● **WHAT THIS TASK INVOLVES**
Read through the records below and copy each line that uses the word "соответствующему".

● **INPUT RECORDS**
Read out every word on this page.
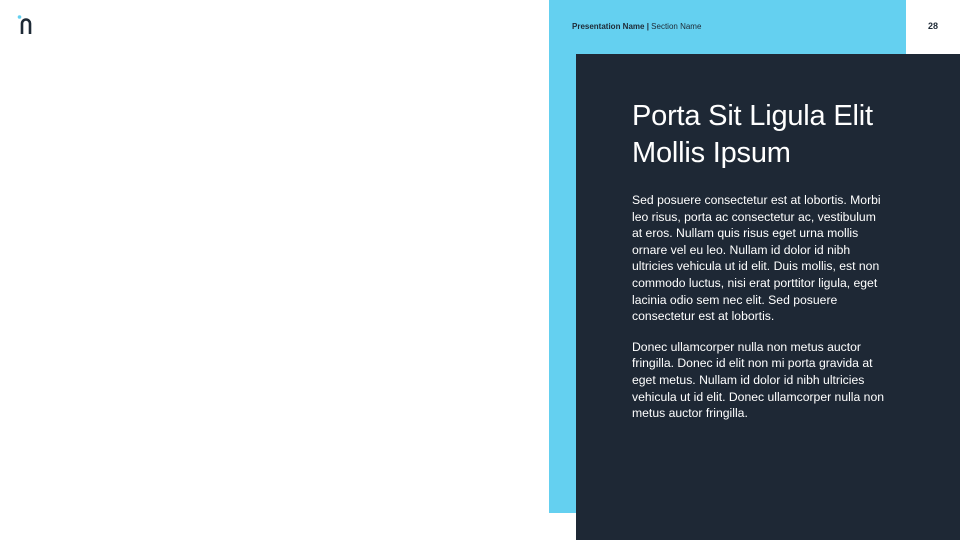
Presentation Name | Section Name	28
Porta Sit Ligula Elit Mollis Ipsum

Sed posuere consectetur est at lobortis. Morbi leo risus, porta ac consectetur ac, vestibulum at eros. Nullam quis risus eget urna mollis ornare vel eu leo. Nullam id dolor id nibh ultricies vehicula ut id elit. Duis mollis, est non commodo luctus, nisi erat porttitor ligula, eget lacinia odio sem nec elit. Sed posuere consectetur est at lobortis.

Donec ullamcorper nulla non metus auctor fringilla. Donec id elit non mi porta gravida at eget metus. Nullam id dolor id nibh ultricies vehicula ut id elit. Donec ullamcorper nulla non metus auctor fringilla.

--

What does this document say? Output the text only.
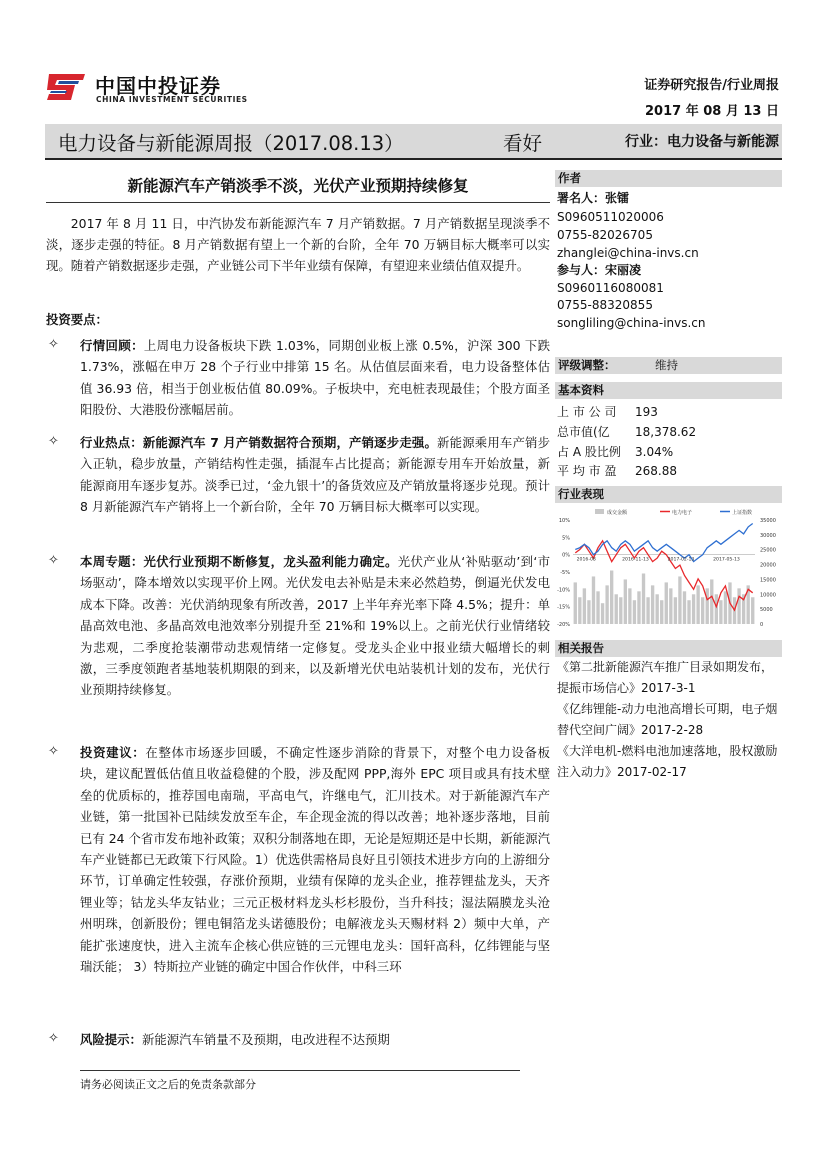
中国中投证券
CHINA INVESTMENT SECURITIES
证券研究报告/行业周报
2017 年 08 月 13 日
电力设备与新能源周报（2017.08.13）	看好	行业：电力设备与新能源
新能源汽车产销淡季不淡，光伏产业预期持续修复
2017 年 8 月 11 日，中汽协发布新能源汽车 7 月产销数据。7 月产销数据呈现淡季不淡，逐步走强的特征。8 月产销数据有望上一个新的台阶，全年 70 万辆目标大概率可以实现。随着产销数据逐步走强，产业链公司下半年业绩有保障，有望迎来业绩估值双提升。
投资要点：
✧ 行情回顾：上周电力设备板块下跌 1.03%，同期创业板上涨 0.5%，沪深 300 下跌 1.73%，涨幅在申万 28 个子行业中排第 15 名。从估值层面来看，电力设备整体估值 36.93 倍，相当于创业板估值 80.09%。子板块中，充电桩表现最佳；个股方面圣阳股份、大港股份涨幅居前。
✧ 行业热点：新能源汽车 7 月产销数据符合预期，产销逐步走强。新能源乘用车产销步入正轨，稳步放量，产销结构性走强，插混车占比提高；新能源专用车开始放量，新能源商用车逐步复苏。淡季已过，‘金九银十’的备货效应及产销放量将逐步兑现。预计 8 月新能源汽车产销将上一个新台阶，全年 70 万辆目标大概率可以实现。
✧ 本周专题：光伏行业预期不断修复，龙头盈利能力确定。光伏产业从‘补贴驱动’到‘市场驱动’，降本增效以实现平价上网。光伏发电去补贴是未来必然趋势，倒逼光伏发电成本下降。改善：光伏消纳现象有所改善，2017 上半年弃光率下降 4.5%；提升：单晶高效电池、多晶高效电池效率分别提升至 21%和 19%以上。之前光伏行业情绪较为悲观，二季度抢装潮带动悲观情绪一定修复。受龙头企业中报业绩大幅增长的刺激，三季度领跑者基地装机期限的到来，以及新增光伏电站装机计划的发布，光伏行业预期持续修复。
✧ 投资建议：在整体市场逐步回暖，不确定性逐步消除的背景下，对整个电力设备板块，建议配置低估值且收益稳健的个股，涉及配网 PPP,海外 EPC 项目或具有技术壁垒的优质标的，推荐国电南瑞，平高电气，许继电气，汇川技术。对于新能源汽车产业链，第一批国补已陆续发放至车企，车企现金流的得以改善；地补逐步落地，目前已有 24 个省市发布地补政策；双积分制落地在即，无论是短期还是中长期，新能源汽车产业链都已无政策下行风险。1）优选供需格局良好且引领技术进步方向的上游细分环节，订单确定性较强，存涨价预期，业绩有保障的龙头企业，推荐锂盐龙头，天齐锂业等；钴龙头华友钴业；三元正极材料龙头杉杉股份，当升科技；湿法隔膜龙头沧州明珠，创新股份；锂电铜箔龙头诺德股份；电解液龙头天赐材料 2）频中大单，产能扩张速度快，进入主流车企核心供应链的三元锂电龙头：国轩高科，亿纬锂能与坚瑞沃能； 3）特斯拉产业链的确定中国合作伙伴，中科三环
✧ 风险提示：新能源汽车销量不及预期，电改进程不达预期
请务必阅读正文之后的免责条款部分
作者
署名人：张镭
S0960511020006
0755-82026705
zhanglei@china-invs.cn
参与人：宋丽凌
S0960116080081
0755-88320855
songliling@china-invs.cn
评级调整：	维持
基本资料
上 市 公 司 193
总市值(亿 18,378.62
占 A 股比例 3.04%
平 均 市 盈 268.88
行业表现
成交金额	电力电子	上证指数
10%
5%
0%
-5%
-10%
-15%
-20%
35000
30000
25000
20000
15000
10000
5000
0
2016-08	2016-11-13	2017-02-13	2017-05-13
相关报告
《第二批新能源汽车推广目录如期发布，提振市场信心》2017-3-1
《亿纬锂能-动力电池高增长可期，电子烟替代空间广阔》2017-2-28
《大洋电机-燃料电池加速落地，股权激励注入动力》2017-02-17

--

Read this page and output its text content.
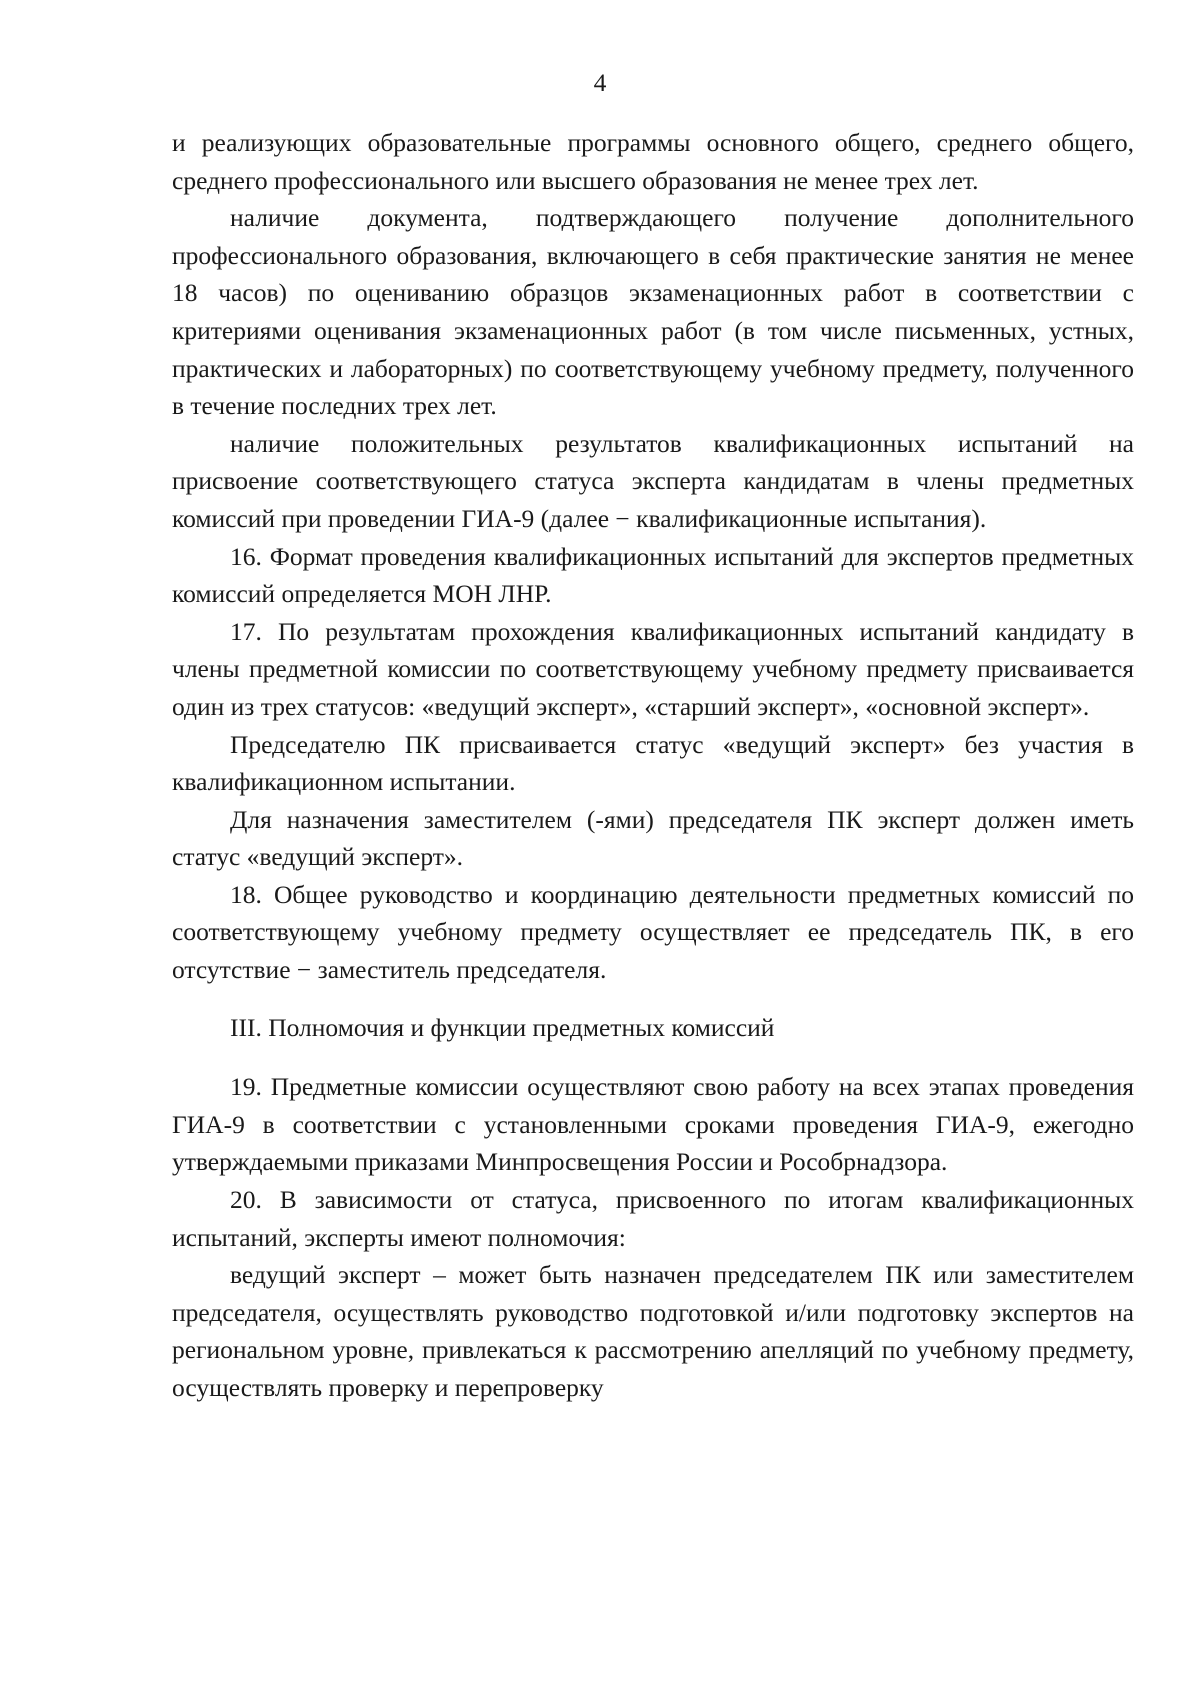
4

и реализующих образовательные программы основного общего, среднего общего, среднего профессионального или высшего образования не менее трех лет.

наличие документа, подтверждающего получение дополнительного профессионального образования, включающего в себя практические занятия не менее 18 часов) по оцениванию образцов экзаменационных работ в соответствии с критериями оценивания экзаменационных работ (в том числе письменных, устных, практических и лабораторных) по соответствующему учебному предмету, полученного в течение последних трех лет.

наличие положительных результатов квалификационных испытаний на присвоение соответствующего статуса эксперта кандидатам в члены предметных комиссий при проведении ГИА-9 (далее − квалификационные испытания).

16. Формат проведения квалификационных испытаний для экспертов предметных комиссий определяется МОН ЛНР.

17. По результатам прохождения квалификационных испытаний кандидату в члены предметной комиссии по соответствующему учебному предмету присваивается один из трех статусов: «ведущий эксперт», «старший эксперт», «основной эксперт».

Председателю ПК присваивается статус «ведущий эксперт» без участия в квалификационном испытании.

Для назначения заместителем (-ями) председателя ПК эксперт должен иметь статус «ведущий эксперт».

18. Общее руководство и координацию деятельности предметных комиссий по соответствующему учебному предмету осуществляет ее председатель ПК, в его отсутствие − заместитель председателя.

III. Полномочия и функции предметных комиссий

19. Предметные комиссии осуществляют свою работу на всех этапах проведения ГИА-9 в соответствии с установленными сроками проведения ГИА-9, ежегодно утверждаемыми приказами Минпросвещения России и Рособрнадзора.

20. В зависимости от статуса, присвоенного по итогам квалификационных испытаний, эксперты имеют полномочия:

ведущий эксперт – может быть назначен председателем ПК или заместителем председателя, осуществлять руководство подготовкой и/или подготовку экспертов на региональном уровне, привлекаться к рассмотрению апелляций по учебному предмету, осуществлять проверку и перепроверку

● **COMPLETE RESPONSE**
наличие документа, подтверждающего получение дополнительного профессионального образования, включающего в себя практические занятия не менее 18 часов) по оцениванию образцов экзаменационных работ в соответствии с критериями оценивания экзаменационных работ (в том числе письменных, устных, практических и лабораторных) по соответствующему учебному предмету, полученного в течение последних трех лет.
17. По результатам прохождения квалификационных испытаний кандидату в члены предметной комиссии по соответствующему учебному предмету присваивается один из трех статусов: «ведущий эксперт», «старший эксперт», «основной эксперт».
18. Общее руководство и координацию деятельности предметных комиссий по соответствующему учебному предмету осуществляет ее председатель ПК, в его отсутствие − заместитель председателя.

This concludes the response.